> What is required: Render the stretch from the beginning of the items below through the line containing "The medium pocket 56 is at (77, 641)." as a JSON list of strings, one string per line, with blank lines omitted.

> Provided records:
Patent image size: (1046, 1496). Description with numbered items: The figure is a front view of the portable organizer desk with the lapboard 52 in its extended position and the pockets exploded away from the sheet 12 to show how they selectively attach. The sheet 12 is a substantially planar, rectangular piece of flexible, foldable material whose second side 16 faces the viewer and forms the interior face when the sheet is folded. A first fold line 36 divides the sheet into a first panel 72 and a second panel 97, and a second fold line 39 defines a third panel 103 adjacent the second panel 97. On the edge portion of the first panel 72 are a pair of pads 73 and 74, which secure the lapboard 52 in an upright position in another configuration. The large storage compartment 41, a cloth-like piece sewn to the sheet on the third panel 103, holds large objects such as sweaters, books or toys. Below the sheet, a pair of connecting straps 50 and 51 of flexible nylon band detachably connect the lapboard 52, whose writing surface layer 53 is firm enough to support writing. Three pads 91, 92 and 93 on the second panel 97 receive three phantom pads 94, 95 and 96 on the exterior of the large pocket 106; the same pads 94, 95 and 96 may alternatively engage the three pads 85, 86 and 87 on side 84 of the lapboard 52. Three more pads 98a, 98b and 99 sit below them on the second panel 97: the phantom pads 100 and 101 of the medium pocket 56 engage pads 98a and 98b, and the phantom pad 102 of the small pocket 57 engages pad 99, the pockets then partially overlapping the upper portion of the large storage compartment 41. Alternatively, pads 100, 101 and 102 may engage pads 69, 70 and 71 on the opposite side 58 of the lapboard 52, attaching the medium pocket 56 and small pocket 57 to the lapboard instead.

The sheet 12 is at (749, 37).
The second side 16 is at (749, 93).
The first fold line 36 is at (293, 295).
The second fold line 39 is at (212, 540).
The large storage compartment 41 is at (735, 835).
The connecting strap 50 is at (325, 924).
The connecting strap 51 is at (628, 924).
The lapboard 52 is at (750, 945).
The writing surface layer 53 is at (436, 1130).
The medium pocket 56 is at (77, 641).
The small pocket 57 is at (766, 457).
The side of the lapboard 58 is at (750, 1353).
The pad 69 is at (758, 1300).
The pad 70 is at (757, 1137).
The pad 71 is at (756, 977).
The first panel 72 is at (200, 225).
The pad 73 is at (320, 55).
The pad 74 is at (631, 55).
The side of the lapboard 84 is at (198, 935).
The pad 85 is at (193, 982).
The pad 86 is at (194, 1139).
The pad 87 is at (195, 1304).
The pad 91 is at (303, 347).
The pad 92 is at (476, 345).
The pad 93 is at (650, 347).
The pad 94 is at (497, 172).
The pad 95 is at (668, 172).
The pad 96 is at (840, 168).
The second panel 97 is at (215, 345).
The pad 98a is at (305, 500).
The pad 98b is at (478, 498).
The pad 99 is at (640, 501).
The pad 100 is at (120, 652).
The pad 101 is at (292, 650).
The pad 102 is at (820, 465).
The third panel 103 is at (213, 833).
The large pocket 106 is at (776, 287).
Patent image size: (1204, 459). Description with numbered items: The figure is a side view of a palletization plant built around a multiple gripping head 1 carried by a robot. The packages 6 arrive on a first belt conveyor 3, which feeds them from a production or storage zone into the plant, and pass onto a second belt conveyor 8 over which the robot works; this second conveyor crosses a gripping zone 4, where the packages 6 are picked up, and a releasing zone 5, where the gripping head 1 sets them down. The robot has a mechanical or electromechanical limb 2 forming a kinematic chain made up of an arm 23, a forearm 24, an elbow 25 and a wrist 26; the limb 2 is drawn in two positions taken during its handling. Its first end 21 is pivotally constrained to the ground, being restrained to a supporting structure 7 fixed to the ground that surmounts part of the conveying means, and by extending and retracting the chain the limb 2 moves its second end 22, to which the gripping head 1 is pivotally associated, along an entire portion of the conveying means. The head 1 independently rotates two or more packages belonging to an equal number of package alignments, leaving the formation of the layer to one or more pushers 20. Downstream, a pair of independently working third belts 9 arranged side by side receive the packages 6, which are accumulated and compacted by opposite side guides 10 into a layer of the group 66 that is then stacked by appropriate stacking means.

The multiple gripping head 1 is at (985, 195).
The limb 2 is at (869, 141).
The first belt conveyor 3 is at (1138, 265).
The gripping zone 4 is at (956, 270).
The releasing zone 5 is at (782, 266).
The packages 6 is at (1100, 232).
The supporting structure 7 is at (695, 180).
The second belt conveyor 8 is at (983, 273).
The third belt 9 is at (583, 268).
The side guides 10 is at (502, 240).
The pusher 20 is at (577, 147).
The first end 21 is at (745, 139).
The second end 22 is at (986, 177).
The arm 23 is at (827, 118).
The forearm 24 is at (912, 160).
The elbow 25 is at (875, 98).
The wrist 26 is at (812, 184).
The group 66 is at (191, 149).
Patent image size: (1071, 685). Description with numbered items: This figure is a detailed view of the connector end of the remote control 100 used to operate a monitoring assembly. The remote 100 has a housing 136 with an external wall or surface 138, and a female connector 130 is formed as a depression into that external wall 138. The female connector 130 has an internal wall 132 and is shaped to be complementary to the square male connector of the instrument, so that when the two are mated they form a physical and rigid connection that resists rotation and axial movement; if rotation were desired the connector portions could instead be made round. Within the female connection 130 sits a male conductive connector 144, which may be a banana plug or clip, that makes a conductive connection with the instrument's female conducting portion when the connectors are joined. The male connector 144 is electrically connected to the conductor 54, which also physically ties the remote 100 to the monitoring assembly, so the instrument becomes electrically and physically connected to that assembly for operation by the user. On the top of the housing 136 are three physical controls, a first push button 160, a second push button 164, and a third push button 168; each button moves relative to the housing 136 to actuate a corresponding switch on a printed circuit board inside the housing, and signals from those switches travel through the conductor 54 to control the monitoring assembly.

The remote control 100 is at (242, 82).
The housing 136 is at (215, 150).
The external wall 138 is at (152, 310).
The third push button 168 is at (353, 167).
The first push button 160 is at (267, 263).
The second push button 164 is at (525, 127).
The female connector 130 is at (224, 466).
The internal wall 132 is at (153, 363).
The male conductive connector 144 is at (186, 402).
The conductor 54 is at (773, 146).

> Solution to this problem:
[
  "Patent image size: (1046, 1496). Description with numbered items: The figure is a front view of the portable organizer desk with the lapboard 52 in its extended position and the pockets exploded away from the sheet 12 to show how they selectively attach. The sheet 12 is a substantially planar, rectangular piece of flexible, foldable material whose second side 16 faces the viewer and forms the interior face when the sheet is folded. A first fold line 36 divides the sheet into a first panel 72 and a second panel 97, and a second fold line 39 defines a third panel 103 adjacent the second panel 97. On the edge portion of the first panel 72 are a pair of pads 73 and 74, which secure the lapboard 52 in an upright position in another configuration. The large storage compartment 41, a cloth-like piece sewn to the sheet on the third panel 103, holds large objects such as sweaters, books or toys. Below the sheet, a pair of connecting straps 50 and 51 of flexible nylon band detachably connect the lapboard 52, whose writing surface layer 53 is firm enough to support writing. Three pads 91, 92 and 93 on the second panel 97 receive three phantom pads 94, 95 and 96 on the exterior of the large pocket 106; the same pads 94, 95 and 96 may alternatively engage the three pads 85, 86 and 87 on side 84 of the lapboard 52. Three more pads 98a, 98b and 99 sit below them on the second panel 97: the phantom pads 100 and 101 of the medium pocket 56 engage pads 98a and 98b, and the phantom pad 102 of the small pocket 57 engages pad 99, the pockets then partially overlapping the upper portion of the large storage compartment 41. Alternatively, pads 100, 101 and 102 may engage pads 69, 70 and 71 on the opposite side 58 of the lapboard 52, attaching the medium pocket 56 and small pocket 57 to the lapboard instead.",
  "The sheet 12 is at (749, 37).",
  "The second side 16 is at (749, 93).",
  "The first fold line 36 is at (293, 295).",
  "The second fold line 39 is at (212, 540).",
  "The large storage compartment 41 is at (735, 835).",
  "The connecting strap 50 is at (325, 924).",
  "The connecting strap 51 is at (628, 924).",
  "The lapboard 52 is at (750, 945).",
  "The writing surface layer 53 is at (436, 1130).",
  "The medium pocket 56 is at (77, 641)."
]